____ Source excerpt

The poet T. S. Eliot in his famous poem "The Wasteland," calls April the "cruelest month," because the showers of April stir up the dull and dormant roots of trees and flowers to begin bursting forth with new life instead of allowing them to remain comfortably asleep in the frozen ground of winter. Yet the sleep of tree roots and flower bulbs is the sleep of hibernation, not of rest. Trees were meant to put out green leaves; tulips were meant to push up through the soil and produce beautiful blossoms. Human beings are also meant to grow, to mature, to blossom, not to hibernate in the frozen sleep of habit or tradition or familiarity. Paul says that we were meant to grow until "we attain to the full height of the stature of Christ."

And that's often the point of our fear. We're more afraid of change, more afraid of growth, than we are of becoming stuck in our present level of development. Better a comfortable rut than the risks of the journey. Yet God is a God of the living, not of the dead. God is always there nudging us to get out of our ruts, to leave false comfort and security behind, and take the risks of faith by following him into the future. The future is only frightening if God is not there ahead of us. If God is there, then what do we have to fear? What looks from our angle like a risky business -- growing, moving on, living by faith rather than by sight -- from another angle is the safest of all possible places to be, in God's company.

________

- **Given instruction**
According to the passage on spiritual growth, why does T. S. Eliot call April the "cruelest month"? The rows that follow have no connection to the passage on spiritual growth.

____ Provided records

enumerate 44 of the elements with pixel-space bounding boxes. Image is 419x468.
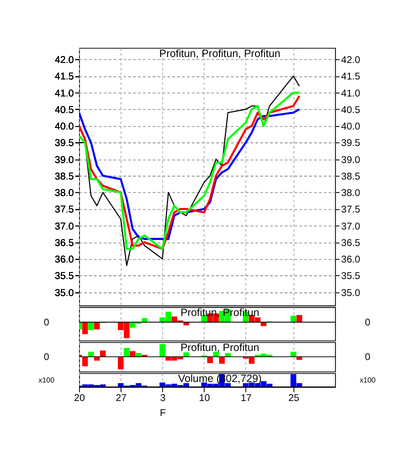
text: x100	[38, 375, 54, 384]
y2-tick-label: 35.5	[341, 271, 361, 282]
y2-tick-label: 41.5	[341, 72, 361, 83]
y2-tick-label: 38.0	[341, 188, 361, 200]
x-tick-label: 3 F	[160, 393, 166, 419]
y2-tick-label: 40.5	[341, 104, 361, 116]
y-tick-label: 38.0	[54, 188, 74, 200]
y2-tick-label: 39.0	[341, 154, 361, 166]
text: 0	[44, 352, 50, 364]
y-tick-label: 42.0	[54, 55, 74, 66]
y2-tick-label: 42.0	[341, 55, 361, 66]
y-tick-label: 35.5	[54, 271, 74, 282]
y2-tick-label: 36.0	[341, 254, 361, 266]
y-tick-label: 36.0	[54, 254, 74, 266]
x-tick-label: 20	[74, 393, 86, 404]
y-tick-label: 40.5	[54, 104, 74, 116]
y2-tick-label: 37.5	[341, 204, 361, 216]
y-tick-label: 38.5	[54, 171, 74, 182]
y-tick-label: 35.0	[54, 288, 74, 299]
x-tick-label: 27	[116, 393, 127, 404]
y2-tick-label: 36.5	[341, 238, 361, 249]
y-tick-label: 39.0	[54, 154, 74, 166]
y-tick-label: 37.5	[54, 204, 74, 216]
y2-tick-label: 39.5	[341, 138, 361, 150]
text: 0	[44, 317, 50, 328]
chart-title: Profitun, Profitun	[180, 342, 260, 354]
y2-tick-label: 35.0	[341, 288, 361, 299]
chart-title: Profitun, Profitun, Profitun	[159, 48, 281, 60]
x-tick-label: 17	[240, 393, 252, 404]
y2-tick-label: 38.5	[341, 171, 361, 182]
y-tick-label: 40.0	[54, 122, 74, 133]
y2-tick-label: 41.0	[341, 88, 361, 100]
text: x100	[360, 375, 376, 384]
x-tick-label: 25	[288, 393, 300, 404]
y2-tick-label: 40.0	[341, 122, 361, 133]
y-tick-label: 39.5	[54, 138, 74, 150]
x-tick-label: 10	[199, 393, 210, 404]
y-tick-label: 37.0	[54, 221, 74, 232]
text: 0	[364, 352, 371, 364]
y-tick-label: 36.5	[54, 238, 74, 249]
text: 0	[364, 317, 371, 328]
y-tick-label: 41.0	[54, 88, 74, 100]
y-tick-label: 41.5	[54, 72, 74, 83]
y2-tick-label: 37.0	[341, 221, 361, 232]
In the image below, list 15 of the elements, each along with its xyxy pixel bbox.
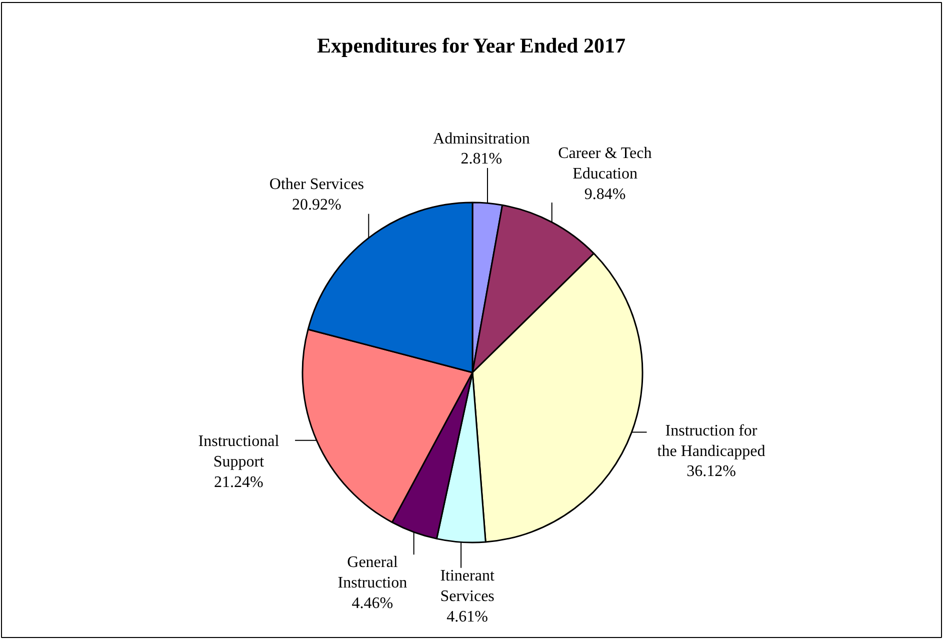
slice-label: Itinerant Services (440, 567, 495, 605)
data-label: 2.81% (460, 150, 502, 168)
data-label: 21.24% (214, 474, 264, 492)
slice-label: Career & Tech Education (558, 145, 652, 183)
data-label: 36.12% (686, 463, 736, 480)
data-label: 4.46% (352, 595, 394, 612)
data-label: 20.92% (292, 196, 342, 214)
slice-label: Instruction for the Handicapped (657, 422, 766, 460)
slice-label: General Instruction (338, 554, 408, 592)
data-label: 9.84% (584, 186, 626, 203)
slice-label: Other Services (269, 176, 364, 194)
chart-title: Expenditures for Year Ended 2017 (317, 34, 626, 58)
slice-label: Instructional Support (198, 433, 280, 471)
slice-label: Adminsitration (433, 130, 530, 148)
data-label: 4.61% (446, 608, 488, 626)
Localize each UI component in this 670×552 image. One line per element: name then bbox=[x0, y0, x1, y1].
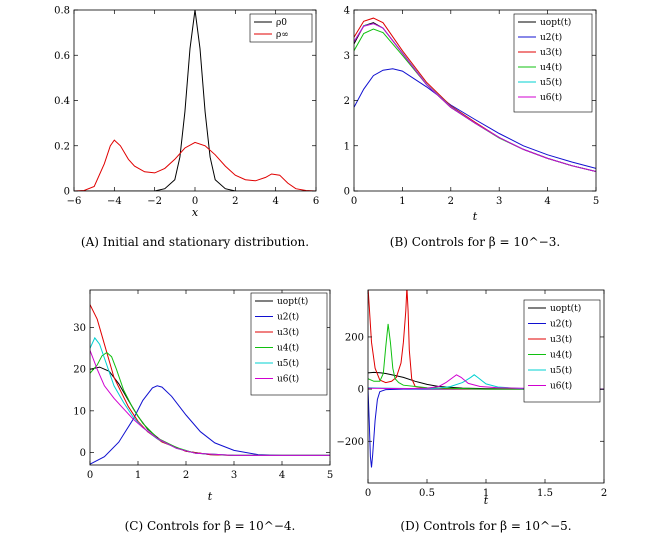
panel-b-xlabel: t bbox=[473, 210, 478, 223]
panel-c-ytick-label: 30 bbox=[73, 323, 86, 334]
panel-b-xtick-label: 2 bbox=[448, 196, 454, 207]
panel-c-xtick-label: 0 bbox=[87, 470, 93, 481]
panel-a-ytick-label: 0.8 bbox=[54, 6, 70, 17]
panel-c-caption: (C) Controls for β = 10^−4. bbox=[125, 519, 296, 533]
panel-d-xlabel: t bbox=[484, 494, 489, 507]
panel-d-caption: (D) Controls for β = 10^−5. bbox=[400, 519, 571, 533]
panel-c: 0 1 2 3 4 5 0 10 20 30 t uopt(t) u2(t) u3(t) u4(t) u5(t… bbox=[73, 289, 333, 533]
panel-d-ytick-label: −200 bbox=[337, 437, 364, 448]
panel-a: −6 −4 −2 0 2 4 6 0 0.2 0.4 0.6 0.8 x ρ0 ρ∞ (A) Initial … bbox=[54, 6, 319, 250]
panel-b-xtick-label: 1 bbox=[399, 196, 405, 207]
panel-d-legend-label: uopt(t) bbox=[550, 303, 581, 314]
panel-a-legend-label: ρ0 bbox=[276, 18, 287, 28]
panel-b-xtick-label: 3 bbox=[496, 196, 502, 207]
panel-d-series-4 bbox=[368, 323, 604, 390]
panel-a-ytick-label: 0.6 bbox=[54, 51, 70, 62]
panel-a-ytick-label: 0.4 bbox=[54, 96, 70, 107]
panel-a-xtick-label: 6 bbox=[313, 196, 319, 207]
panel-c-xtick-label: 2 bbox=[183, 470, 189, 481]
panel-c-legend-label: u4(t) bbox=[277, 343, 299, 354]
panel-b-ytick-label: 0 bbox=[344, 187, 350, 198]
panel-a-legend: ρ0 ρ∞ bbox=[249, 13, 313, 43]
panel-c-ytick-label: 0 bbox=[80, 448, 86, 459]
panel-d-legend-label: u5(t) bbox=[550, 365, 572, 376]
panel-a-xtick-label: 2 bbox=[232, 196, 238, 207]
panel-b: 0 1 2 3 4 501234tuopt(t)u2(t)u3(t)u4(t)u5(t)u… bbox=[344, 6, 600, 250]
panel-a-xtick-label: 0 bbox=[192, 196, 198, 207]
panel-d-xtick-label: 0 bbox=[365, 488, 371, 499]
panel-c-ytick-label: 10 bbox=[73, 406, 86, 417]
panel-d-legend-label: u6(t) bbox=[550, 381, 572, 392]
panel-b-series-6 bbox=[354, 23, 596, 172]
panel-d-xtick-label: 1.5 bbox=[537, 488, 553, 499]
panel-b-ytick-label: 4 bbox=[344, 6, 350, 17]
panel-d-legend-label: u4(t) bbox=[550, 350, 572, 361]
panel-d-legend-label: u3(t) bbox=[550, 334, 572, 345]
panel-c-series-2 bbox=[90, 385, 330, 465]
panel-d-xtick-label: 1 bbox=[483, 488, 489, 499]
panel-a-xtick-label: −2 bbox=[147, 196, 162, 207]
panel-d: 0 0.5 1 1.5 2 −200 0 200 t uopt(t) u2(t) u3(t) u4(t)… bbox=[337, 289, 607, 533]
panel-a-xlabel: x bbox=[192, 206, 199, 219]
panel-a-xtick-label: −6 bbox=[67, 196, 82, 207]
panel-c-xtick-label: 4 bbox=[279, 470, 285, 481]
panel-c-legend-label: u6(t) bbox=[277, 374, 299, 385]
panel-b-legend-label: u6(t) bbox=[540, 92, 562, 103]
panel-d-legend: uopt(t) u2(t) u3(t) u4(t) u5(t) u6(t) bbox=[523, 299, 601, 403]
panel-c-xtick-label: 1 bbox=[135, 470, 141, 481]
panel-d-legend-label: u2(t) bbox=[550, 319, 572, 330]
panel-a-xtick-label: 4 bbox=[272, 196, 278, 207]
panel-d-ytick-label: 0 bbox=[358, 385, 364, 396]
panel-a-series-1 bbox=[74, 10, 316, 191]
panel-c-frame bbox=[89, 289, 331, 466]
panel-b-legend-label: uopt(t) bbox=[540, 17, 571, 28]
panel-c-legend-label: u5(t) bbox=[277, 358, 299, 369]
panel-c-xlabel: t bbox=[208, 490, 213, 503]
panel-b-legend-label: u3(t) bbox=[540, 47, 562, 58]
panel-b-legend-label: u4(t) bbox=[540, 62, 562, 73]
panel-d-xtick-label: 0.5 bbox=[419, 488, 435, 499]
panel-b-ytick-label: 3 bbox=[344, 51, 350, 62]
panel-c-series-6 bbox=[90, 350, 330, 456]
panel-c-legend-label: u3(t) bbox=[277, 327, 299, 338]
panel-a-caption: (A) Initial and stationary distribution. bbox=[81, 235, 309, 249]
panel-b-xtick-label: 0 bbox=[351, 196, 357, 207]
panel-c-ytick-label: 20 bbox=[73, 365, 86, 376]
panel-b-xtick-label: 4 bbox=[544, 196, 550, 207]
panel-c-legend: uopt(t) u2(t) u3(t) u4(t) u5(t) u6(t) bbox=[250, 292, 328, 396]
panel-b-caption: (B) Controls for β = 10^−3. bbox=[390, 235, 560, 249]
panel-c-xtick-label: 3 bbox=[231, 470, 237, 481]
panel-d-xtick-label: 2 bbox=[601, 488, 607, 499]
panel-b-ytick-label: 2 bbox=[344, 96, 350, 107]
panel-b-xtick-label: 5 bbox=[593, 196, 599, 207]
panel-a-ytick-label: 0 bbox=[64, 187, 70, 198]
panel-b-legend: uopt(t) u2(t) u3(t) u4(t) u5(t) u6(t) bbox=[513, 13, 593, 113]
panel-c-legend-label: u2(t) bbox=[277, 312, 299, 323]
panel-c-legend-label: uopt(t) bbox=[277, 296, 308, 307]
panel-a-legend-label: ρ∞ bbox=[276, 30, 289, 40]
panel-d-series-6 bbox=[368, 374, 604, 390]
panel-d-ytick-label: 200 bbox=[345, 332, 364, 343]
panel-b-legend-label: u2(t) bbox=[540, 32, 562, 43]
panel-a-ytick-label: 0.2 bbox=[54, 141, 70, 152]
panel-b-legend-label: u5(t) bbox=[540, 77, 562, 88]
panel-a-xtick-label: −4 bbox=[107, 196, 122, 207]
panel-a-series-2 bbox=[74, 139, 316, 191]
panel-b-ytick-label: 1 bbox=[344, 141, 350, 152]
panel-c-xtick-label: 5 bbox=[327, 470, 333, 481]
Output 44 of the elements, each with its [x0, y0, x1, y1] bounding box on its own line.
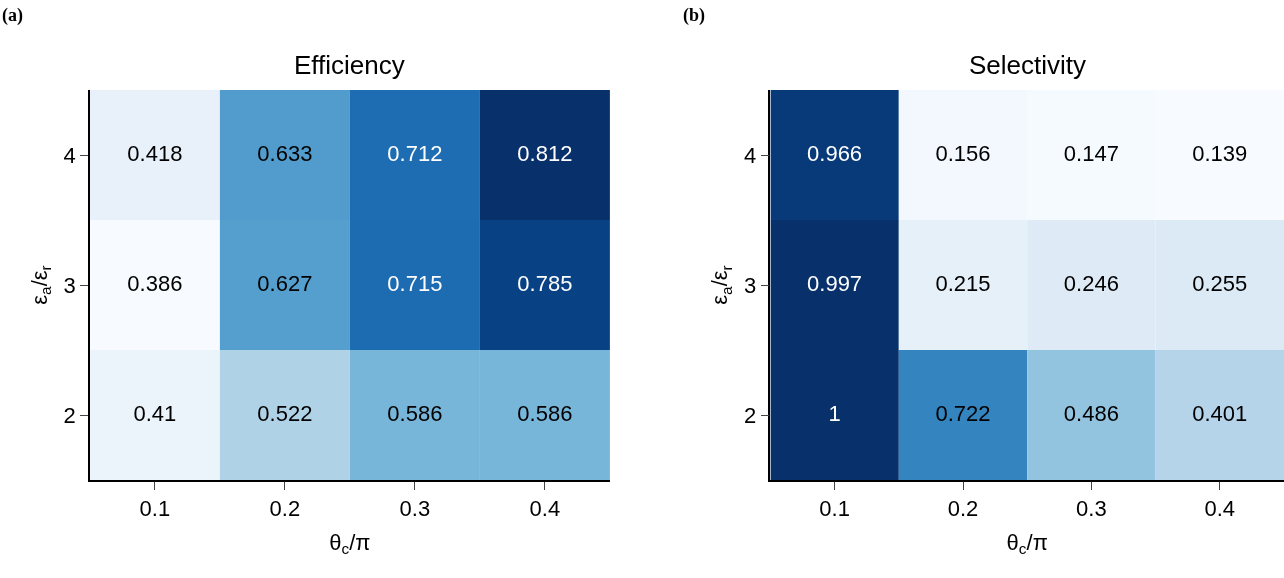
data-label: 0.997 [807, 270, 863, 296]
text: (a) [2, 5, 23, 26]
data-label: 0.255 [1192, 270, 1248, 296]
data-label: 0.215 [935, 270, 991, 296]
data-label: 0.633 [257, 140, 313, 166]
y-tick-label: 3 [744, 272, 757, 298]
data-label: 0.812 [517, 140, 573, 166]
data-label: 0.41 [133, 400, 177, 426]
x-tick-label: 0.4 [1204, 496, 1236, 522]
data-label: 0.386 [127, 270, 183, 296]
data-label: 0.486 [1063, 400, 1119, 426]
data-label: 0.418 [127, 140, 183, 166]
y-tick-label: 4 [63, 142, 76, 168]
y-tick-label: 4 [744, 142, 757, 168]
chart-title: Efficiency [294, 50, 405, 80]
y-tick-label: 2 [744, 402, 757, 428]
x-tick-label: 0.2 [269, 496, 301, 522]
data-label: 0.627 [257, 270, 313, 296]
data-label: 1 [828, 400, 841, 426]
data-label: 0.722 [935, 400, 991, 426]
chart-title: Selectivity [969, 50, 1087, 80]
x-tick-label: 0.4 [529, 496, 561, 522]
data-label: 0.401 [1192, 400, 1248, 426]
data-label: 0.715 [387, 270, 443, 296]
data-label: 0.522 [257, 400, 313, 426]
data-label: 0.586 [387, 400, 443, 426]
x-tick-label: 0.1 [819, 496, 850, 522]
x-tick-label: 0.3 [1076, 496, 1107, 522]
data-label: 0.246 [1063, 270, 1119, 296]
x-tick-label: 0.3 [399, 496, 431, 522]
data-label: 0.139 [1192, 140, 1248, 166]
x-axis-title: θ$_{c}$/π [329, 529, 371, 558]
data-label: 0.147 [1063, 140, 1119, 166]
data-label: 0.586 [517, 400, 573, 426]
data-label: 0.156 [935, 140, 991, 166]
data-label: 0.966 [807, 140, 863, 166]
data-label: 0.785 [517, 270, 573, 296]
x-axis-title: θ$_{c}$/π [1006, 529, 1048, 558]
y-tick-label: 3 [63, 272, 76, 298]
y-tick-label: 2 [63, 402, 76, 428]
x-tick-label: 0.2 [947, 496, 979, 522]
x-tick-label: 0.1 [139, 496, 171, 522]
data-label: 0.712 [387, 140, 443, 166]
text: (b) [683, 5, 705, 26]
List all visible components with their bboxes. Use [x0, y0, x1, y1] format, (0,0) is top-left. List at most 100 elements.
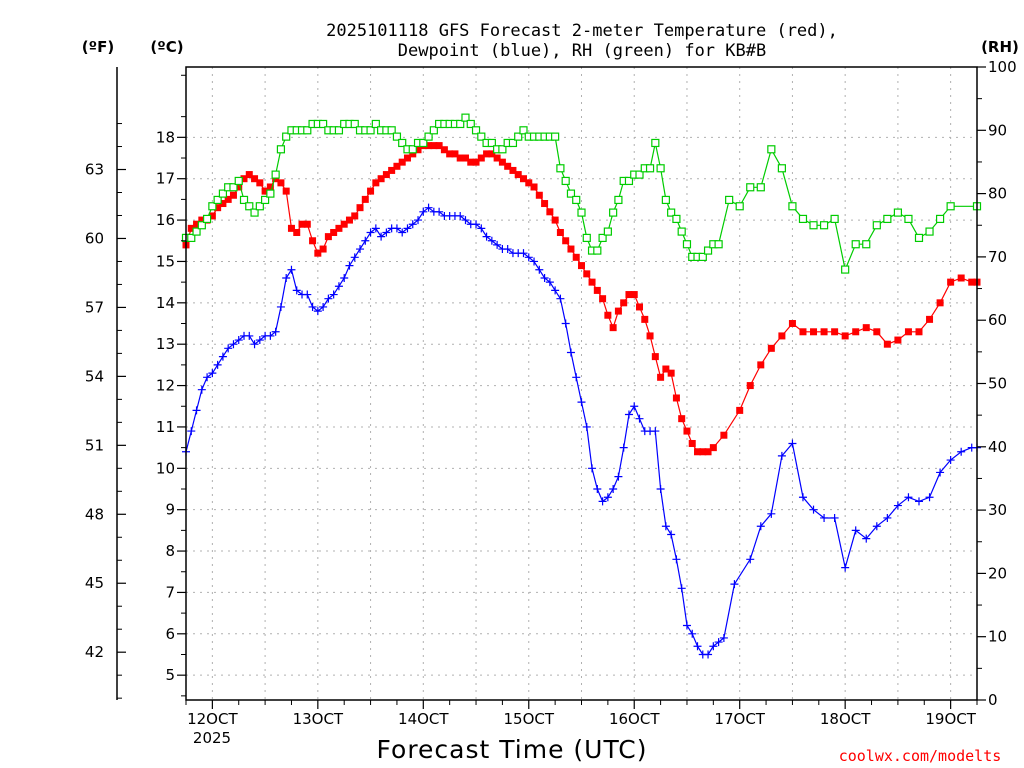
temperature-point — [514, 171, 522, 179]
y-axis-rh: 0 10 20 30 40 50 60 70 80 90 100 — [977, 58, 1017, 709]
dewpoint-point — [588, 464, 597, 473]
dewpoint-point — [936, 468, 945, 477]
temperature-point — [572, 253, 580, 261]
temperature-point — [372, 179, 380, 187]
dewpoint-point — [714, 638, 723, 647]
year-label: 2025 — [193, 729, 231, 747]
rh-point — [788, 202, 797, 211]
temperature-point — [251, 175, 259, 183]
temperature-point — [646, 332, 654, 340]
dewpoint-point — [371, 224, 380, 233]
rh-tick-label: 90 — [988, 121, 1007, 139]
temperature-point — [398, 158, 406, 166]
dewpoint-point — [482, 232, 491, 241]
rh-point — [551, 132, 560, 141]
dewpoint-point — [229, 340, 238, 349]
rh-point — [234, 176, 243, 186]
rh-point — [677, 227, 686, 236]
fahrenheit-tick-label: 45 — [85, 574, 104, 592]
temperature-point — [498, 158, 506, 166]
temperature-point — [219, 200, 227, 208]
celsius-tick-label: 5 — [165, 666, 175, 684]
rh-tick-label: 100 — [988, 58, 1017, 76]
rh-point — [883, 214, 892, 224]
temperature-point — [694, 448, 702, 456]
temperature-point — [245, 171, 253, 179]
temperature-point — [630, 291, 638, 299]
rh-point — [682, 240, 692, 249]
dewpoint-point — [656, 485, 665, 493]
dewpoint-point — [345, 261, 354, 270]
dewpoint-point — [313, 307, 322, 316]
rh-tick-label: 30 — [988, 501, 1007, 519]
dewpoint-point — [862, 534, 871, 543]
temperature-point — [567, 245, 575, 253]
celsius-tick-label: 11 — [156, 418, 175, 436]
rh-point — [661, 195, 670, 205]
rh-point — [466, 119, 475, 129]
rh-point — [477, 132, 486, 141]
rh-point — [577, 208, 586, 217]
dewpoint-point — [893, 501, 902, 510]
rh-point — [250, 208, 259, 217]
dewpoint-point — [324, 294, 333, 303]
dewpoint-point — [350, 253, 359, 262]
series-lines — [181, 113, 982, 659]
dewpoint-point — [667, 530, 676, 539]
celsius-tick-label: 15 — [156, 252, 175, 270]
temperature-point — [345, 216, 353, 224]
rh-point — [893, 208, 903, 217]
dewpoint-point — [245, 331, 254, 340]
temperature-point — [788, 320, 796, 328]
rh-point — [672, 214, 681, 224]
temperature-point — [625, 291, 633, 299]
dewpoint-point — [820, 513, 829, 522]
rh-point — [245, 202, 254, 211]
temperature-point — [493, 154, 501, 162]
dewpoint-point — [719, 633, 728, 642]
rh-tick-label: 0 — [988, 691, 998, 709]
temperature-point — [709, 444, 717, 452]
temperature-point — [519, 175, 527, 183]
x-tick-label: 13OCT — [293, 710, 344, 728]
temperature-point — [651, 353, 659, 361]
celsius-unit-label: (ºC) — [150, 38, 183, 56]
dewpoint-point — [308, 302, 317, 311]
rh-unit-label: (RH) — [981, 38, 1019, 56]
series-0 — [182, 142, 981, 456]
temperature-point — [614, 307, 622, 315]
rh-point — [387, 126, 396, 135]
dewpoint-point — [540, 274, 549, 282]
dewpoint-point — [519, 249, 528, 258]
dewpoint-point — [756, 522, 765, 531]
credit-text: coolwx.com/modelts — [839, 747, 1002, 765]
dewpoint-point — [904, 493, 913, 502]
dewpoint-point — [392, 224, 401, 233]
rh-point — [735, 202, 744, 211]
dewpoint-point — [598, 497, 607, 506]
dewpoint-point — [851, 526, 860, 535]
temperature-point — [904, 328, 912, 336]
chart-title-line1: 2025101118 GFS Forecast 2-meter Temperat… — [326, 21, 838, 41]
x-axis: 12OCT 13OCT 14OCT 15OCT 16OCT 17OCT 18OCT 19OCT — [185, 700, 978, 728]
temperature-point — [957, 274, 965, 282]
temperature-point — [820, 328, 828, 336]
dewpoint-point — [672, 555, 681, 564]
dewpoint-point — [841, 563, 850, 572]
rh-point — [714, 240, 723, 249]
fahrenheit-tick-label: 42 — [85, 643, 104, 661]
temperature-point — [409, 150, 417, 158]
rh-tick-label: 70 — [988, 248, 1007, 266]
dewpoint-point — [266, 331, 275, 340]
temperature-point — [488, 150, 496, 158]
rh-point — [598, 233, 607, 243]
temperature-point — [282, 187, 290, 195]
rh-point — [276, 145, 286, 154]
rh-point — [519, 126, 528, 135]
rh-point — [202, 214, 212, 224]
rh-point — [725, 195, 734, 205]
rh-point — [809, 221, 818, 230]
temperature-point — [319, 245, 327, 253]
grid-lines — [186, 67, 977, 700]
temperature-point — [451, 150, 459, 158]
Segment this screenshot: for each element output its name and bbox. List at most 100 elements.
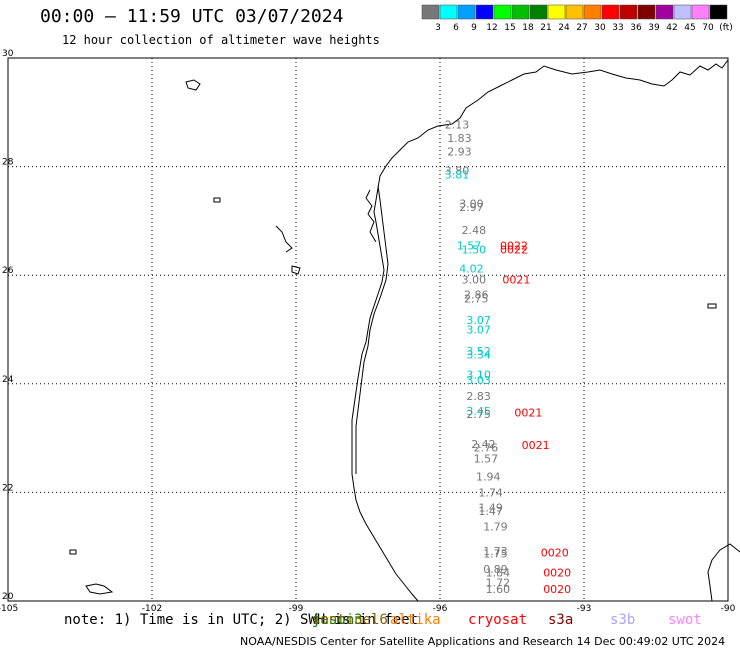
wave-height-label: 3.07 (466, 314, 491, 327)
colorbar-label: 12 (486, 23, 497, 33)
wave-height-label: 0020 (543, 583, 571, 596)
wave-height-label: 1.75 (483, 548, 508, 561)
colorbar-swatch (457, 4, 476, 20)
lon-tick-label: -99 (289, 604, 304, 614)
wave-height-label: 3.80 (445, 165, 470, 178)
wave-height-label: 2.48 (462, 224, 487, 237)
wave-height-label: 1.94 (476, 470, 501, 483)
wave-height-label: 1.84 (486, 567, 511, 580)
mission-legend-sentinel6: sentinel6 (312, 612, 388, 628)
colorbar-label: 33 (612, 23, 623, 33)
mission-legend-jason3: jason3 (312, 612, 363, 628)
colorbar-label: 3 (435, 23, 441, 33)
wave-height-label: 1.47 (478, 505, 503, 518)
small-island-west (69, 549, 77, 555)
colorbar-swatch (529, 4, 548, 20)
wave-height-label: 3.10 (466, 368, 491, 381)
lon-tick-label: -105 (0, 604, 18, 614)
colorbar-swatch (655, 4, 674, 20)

________

- **Task output**
Because April showers stir dormant roots to burst forth with new life instead of letting them stay comfortably asleep in winter's frozen ground.